_Aim of the exercise_
Every line below should be copied exactly; drop the pictures.

_Stored records_
start

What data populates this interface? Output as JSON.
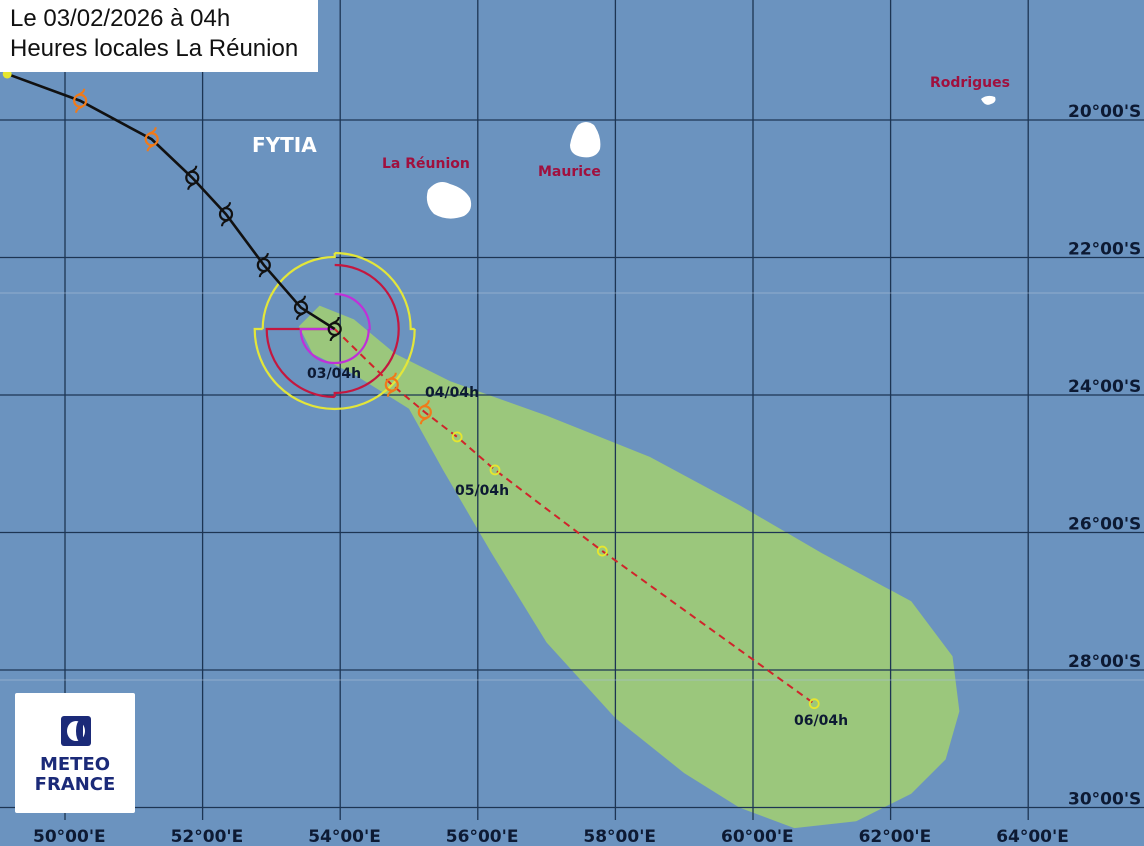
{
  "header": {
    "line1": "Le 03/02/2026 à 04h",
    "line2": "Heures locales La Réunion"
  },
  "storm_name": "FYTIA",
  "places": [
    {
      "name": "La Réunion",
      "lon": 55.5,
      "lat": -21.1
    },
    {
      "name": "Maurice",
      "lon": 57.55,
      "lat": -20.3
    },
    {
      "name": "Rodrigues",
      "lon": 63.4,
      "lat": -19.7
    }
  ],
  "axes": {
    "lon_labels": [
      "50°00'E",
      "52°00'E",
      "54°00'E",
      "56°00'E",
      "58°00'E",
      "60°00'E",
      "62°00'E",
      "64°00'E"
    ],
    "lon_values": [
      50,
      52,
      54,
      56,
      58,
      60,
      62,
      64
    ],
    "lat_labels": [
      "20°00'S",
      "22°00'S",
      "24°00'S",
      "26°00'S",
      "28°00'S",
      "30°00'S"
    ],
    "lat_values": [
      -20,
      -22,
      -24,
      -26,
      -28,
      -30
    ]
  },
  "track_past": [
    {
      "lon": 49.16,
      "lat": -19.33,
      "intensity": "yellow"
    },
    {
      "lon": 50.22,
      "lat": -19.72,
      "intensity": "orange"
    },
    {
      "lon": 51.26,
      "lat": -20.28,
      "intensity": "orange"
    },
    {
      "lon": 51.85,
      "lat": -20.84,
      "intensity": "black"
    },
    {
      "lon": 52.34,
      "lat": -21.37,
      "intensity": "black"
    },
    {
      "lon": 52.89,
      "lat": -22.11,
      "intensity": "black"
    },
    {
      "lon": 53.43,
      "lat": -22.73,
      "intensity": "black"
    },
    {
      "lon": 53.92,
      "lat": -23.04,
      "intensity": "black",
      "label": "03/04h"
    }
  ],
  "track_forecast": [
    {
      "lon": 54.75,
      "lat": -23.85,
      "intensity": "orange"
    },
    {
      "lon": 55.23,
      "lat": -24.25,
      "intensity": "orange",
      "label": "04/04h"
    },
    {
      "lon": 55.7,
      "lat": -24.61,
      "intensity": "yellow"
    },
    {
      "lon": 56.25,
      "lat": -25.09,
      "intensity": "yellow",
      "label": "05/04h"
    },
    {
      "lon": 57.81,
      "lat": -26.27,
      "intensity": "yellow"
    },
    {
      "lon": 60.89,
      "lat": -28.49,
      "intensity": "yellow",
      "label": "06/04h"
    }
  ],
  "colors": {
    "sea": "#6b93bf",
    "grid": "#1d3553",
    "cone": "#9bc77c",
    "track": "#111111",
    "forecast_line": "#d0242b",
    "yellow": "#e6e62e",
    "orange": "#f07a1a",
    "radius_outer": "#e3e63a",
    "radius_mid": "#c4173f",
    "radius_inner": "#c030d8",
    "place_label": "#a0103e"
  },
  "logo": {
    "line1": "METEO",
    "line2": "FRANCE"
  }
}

end

_Finished answer_
What data populates this interface? Output as JSON.
{
  "header": {
    "line1": "Le 03/02/2026 à 04h",
    "line2": "Heures locales La Réunion"
  },
  "storm_name": "FYTIA",
  "places": [
    {
      "name": "La Réunion",
      "lon": 55.5,
      "lat": -21.1
    },
    {
      "name": "Maurice",
      "lon": 57.55,
      "lat": -20.3
    },
    {
      "name": "Rodrigues",
      "lon": 63.4,
      "lat": -19.7
    }
  ],
  "axes": {
    "lon_labels": [
      "50°00'E",
      "52°00'E",
      "54°00'E",
      "56°00'E",
      "58°00'E",
      "60°00'E",
      "62°00'E",
      "64°00'E"
    ],
    "lon_values": [
      50,
      52,
      54,
      56,
      58,
      60,
      62,
      64
    ],
    "lat_labels": [
      "20°00'S",
      "22°00'S",
      "24°00'S",
      "26°00'S",
      "28°00'S",
      "30°00'S"
    ],
    "lat_values": [
      -20,
      -22,
      -24,
      -26,
      -28,
      -30
    ]
  },
  "track_past": [
    {
      "lon": 49.16,
      "lat": -19.33,
      "intensity": "yellow"
    },
    {
      "lon": 50.22,
      "lat": -19.72,
      "intensity": "orange"
    },
    {
      "lon": 51.26,
      "lat": -20.28,
      "intensity": "orange"
    },
    {
      "lon": 51.85,
      "lat": -20.84,
      "intensity": "black"
    },
    {
      "lon": 52.34,
      "lat": -21.37,
      "intensity": "black"
    },
    {
      "lon": 52.89,
      "lat": -22.11,
      "intensity": "black"
    },
    {
      "lon": 53.43,
      "lat": -22.73,
      "intensity": "black"
    },
    {
      "lon": 53.92,
      "lat": -23.04,
      "intensity": "black",
      "label": "03/04h"
    }
  ],
  "track_forecast": [
    {
      "lon": 54.75,
      "lat": -23.85,
      "intensity": "orange"
    },
    {
      "lon": 55.23,
      "lat": -24.25,
      "intensity": "orange",
      "label": "04/04h"
    },
    {
      "lon": 55.7,
      "lat": -24.61,
      "intensity": "yellow"
    },
    {
      "lon": 56.25,
      "lat": -25.09,
      "intensity": "yellow",
      "label": "05/04h"
    },
    {
      "lon": 57.81,
      "lat": -26.27,
      "intensity": "yellow"
    },
    {
      "lon": 60.89,
      "lat": -28.49,
      "intensity": "yellow",
      "label": "06/04h"
    }
  ],
  "colors": {
    "sea": "#6b93bf",
    "grid": "#1d3553",
    "cone": "#9bc77c",
    "track": "#111111",
    "forecast_line": "#d0242b",
    "yellow": "#e6e62e",
    "orange": "#f07a1a",
    "radius_outer": "#e3e63a",
    "radius_mid": "#c4173f",
    "radius_inner": "#c030d8",
    "place_label": "#a0103e"
  },
  "logo": {
    "line1": "METEO",
    "line2": "FRANCE"
  }
}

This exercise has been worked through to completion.